#### YOUR INSTRUCTIONS
Whatever appears in the records, retype it exactly, except for the pictures.

#### THE DATA

# # # # # # #

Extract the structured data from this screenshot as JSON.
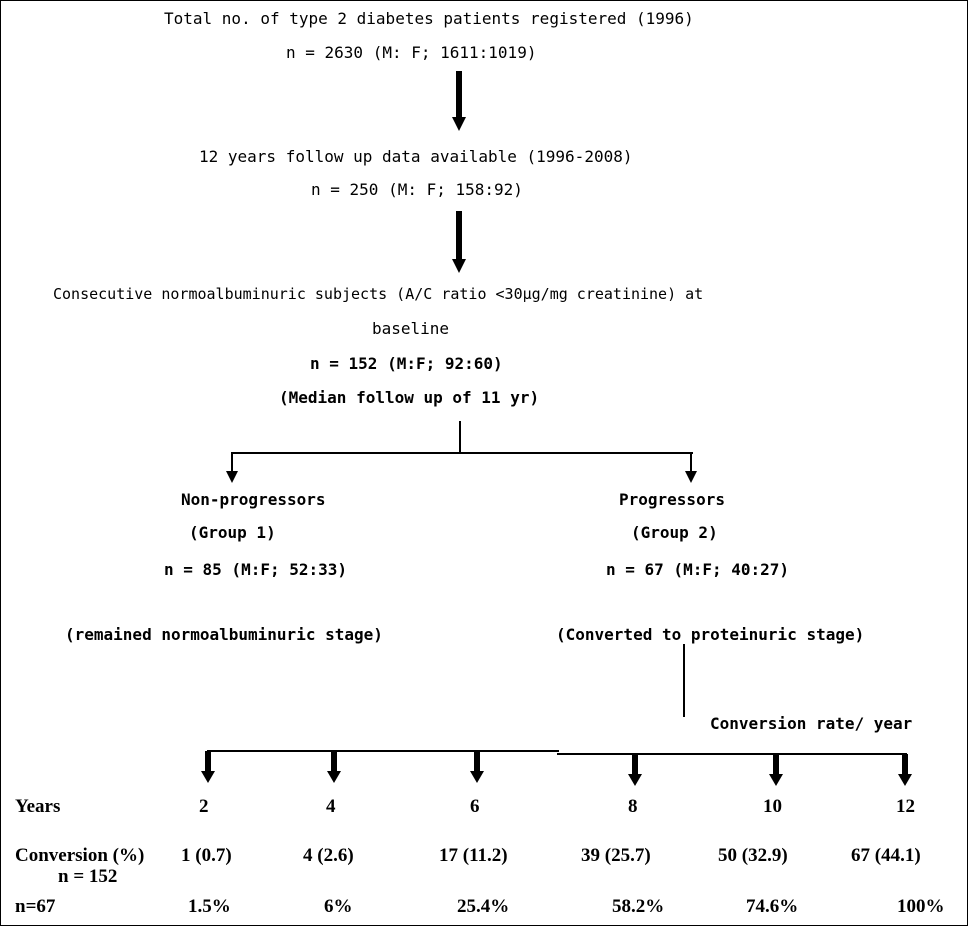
{
  "flow": {
    "registered": {
      "title": "Total no. of type 2 diabetes patients registered (1996)",
      "count": "n = 2630 (M: F; 1611:1019)"
    },
    "followup": {
      "title": "12 years follow up data available (1996-2008)",
      "count": "n = 250 (M: F; 158:92)"
    },
    "normo": {
      "title_line1": "Consecutive normoalbuminuric subjects (A/C ratio <30µg/mg creatinine) at",
      "title_line2": "baseline",
      "count": "n = 152 (M:F; 92:60)",
      "median": "(Median  follow up of 11 yr)"
    },
    "group1": {
      "name": "Non-progressors",
      "group": "(Group 1)",
      "count": "n = 85 (M:F; 52:33)",
      "note": "(remained normoalbuminuric stage)"
    },
    "group2": {
      "name": "Progressors",
      "group": "(Group 2)",
      "count": "n = 67 (M:F; 40:27)",
      "note": "(Converted to  proteinuric stage)"
    },
    "conversion_rate_label": "Conversion rate/ year"
  },
  "table": {
    "years_label": "Years",
    "conversion_label": "Conversion (%)",
    "conversion_sub": "n = 152",
    "n67_label": "n=67",
    "years": [
      "2",
      "4",
      "6",
      "8",
      "10",
      "12"
    ],
    "conversion": [
      "1 (0.7)",
      "4 (2.6)",
      "17 (11.2)",
      "39 (25.7)",
      "50 (32.9)",
      "67 (44.1)"
    ],
    "cumulative": [
      "1.5%",
      "6%",
      "25.4%",
      "58.2%",
      "74.6%",
      "100%"
    ]
  }
}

# # # # # # #

#### RESPONSE AREA
Extract the structured data from this screenshot as JSON.
{
  "flow": {
    "registered": {
      "title": "Total no. of type 2 diabetes patients registered (1996)",
      "count": "n = 2630 (M: F; 1611:1019)"
    },
    "followup": {
      "title": "12 years follow up data available (1996-2008)",
      "count": "n = 250 (M: F; 158:92)"
    },
    "normo": {
      "title_line1": "Consecutive normoalbuminuric subjects (A/C ratio <30µg/mg creatinine) at",
      "title_line2": "baseline",
      "count": "n = 152 (M:F; 92:60)",
      "median": "(Median  follow up of 11 yr)"
    },
    "group1": {
      "name": "Non-progressors",
      "group": "(Group 1)",
      "count": "n = 85 (M:F; 52:33)",
      "note": "(remained normoalbuminuric stage)"
    },
    "group2": {
      "name": "Progressors",
      "group": "(Group 2)",
      "count": "n = 67 (M:F; 40:27)",
      "note": "(Converted to  proteinuric stage)"
    },
    "conversion_rate_label": "Conversion rate/ year"
  },
  "table": {
    "years_label": "Years",
    "conversion_label": "Conversion (%)",
    "conversion_sub": "n = 152",
    "n67_label": "n=67",
    "years": [
      "2",
      "4",
      "6",
      "8",
      "10",
      "12"
    ],
    "conversion": [
      "1 (0.7)",
      "4 (2.6)",
      "17 (11.2)",
      "39 (25.7)",
      "50 (32.9)",
      "67 (44.1)"
    ],
    "cumulative": [
      "1.5%",
      "6%",
      "25.4%",
      "58.2%",
      "74.6%",
      "100%"
    ]
  }
}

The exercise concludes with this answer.